Objective. Lines containing the word "always" are to be located and copied.

Supplied records.
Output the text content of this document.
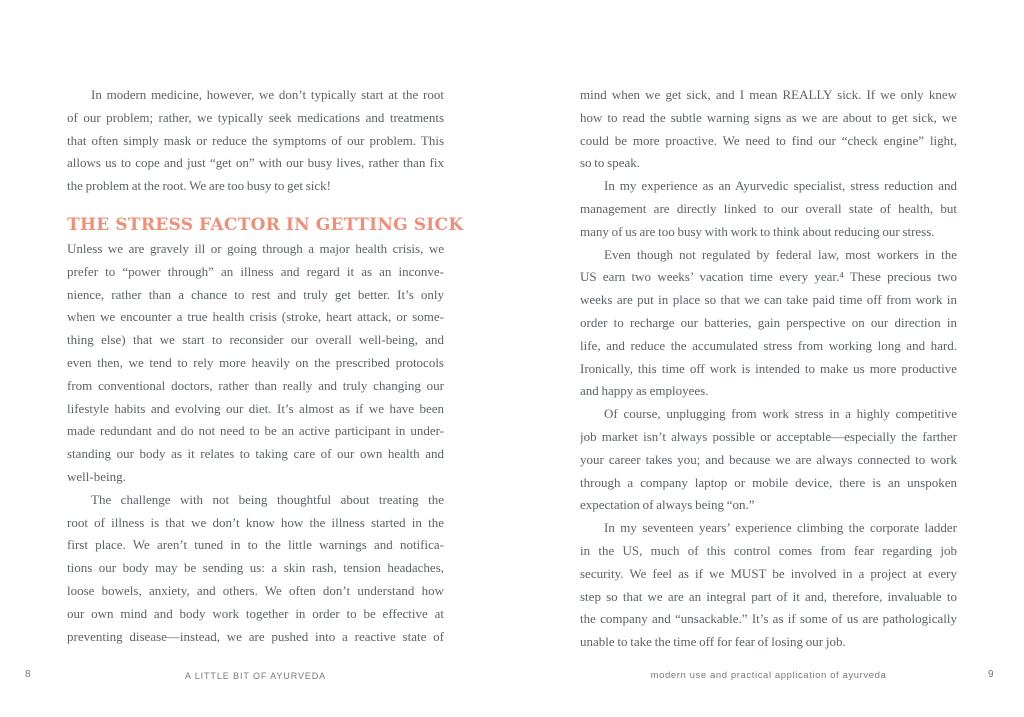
In modern medicine, however, we don’t typically start at the root
of our problem; rather, we typically seek medications and treatments
that often simply mask or reduce the symptoms of our problem. This
allows us to cope and just “get on” with our busy lives, rather than fix
the problem at the root. We are too busy to get sick!
THE STRESS FACTOR IN GETTING SICK
Unless we are gravely ill or going through a major health crisis, we
prefer to “power through” an illness and regard it as an inconve-
nience, rather than a chance to rest and truly get better. It’s only
when we encounter a true health crisis (stroke, heart attack, or some-
thing else) that we start to reconsider our overall well-being, and
even then, we tend to rely more heavily on the prescribed protocols
from conventional doctors, rather than really and truly changing our
lifestyle habits and evolving our diet. It’s almost as if we have been
made redundant and do not need to be an active participant in under-
standing our body as it relates to taking care of our own health and
well-being.
The challenge with not being thoughtful about treating the
root of illness is that we don’t know how the illness started in the
first place. We aren’t tuned in to the little warnings and notifica-
tions our body may be sending us: a skin rash, tension headaches,
loose bowels, anxiety, and others. We often don’t understand how
our own mind and body work together in order to be effective at
preventing disease—instead, we are pushed into a reactive state of
mind when we get sick, and I mean REALLY sick. If we only knew
how to read the subtle warning signs as we are about to get sick, we
could be more proactive. We need to find our “check engine” light,
so to speak.
In my experience as an Ayurvedic specialist, stress reduction and
management are directly linked to our overall state of health, but
many of us are too busy with work to think about reducing our stress.
Even though not regulated by federal law, most workers in the
US earn two weeks’ vacation time every year.⁴ These precious two
weeks are put in place so that we can take paid time off from work in
order to recharge our batteries, gain perspective on our direction in
life, and reduce the accumulated stress from working long and hard.
Ironically, this time off work is intended to make us more productive
and happy as employees.
Of course, unplugging from work stress in a highly competitive
job market isn’t always possible or acceptable—especially the farther
your career takes you; and because we are always connected to work
through a company laptop or mobile device, there is an unspoken
expectation of always being “on.”
In my seventeen years’ experience climbing the corporate ladder
in the US, much of this control comes from fear regarding job
security. We feel as if we MUST be involved in a project at every
step so that we are an integral part of it and, therefore, invaluable to
the company and “unsackable.” It’s as if some of us are pathologically
unable to take the time off for fear of losing our job.
8	A LITTLE BIT OF AYURVEDA	modern use and practical application of ayurveda	9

Result for this exercise.
job market isn’t always possible or acceptable—especially the farther
your career takes you; and because we are always connected to work
expectation of always being “on.”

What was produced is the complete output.